- [EXERCISE]: Search the records for "adjusted" and copy each line that holds it.

begin

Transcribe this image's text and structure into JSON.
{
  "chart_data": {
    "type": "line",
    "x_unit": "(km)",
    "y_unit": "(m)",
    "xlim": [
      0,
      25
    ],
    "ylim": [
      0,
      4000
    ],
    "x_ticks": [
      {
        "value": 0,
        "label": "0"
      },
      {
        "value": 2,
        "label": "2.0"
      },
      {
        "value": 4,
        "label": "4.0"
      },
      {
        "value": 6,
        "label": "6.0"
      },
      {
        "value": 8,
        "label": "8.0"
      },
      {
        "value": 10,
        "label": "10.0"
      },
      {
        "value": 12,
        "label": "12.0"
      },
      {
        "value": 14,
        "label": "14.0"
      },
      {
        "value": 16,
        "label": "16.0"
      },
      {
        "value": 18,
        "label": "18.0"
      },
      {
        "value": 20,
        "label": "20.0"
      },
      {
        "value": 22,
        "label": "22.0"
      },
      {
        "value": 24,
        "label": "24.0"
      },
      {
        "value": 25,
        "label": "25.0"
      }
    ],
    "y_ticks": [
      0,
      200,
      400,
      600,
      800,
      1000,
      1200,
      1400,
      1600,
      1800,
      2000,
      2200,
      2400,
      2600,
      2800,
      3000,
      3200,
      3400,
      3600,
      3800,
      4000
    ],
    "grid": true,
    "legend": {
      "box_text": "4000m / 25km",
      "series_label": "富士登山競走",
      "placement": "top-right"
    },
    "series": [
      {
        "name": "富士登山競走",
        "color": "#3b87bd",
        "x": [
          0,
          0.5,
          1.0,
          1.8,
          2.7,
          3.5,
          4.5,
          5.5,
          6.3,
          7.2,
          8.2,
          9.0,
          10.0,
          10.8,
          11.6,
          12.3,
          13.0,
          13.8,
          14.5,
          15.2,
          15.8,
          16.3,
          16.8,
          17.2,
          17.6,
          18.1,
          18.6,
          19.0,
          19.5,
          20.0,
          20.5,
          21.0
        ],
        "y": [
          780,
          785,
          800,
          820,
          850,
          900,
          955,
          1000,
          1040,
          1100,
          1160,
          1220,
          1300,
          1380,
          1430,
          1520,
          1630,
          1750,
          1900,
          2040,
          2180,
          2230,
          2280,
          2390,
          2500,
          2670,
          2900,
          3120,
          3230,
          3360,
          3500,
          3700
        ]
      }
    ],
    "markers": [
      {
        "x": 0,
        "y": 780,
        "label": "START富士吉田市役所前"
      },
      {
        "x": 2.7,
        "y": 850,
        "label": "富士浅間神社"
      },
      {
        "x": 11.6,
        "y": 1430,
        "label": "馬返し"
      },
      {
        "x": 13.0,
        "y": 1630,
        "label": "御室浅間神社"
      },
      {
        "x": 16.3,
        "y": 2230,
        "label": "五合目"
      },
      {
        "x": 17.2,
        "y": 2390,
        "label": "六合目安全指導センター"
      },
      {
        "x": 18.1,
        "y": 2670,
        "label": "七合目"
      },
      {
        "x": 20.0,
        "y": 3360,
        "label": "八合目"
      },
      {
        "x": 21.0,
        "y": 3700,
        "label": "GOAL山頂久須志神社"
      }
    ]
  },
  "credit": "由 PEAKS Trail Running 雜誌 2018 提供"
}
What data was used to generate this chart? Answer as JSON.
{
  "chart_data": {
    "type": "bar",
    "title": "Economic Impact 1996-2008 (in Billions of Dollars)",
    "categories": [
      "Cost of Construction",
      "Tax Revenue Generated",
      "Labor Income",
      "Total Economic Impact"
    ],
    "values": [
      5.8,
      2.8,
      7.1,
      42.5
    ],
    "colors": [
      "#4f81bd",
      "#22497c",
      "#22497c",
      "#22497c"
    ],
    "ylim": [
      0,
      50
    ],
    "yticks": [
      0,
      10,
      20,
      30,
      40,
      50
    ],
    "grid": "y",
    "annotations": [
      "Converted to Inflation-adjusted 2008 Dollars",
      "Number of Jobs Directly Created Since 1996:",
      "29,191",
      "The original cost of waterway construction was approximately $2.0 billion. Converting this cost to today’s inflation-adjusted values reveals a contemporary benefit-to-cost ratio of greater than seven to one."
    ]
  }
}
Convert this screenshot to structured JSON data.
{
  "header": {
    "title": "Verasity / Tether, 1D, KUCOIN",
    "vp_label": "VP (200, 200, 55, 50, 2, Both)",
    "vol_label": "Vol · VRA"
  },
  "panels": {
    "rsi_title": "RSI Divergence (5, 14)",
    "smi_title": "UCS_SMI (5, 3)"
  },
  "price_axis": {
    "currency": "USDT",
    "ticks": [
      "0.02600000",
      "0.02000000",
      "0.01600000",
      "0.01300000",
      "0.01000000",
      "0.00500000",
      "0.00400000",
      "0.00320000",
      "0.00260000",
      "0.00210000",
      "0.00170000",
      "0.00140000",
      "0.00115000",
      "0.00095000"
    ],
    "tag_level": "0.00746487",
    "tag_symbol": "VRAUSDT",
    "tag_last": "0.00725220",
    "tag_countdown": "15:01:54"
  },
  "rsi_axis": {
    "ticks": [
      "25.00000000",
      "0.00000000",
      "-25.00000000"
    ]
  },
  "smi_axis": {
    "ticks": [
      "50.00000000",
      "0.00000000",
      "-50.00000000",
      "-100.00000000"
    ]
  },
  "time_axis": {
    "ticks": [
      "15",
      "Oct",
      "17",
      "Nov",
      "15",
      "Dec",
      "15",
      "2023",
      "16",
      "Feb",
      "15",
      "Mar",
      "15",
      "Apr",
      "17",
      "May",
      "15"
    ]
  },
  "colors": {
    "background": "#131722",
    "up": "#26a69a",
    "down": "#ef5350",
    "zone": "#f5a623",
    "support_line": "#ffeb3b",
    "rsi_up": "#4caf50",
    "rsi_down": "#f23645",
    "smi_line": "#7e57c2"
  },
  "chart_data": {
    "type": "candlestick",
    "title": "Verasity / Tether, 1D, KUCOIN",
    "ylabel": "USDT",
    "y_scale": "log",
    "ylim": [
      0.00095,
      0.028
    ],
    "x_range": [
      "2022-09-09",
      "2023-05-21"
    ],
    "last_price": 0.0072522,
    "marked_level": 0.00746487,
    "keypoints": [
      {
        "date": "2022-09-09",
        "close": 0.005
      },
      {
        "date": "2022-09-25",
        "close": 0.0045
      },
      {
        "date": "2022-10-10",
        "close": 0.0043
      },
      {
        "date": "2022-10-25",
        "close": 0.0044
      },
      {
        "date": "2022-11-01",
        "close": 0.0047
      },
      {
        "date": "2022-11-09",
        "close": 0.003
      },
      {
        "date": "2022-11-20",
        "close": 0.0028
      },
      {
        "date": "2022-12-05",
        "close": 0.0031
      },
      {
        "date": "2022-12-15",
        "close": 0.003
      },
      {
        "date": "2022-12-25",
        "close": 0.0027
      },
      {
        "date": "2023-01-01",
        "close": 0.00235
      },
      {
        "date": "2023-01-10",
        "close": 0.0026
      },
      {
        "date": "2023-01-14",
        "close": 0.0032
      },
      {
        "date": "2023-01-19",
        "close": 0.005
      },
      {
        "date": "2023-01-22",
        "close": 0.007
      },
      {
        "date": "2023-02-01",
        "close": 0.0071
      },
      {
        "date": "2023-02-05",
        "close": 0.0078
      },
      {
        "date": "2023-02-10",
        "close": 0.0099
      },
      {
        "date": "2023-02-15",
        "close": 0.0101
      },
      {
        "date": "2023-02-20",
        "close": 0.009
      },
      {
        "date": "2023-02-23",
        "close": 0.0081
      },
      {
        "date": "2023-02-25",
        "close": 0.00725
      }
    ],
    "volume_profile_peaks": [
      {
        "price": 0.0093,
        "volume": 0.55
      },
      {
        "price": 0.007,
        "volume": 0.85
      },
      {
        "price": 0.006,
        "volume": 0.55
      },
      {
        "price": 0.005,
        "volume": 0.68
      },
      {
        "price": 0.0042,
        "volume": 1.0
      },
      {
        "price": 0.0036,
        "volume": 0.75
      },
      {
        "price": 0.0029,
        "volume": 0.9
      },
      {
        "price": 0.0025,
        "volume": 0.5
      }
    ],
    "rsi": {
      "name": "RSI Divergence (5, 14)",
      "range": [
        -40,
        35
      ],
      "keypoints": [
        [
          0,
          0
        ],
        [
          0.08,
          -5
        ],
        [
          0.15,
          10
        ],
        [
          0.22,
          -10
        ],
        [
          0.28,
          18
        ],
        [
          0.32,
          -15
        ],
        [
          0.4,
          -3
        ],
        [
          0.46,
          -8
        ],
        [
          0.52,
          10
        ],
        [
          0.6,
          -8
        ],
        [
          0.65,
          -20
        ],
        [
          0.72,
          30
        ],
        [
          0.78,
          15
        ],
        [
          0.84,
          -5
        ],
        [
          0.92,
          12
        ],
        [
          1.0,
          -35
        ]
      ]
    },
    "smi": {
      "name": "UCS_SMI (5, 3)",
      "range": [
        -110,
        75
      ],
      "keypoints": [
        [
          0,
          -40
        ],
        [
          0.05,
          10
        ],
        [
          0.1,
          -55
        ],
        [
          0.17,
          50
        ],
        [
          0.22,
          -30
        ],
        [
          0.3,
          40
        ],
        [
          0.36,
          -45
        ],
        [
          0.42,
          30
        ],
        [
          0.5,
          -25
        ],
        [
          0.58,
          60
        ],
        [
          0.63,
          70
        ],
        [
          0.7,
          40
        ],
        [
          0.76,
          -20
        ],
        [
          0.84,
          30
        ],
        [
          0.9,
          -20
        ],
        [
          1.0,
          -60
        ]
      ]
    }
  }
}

end

- [SOLUTION TO THE PROBLEM]:
      "Converted to Inflation-adjusted 2008 Dollars",
      "The original cost of waterway construction was approximately $2.0 billion. Converting this cost to today’s inflation-adjusted values reveals a contemporary benefit-to-cost ratio of greater than seven to one."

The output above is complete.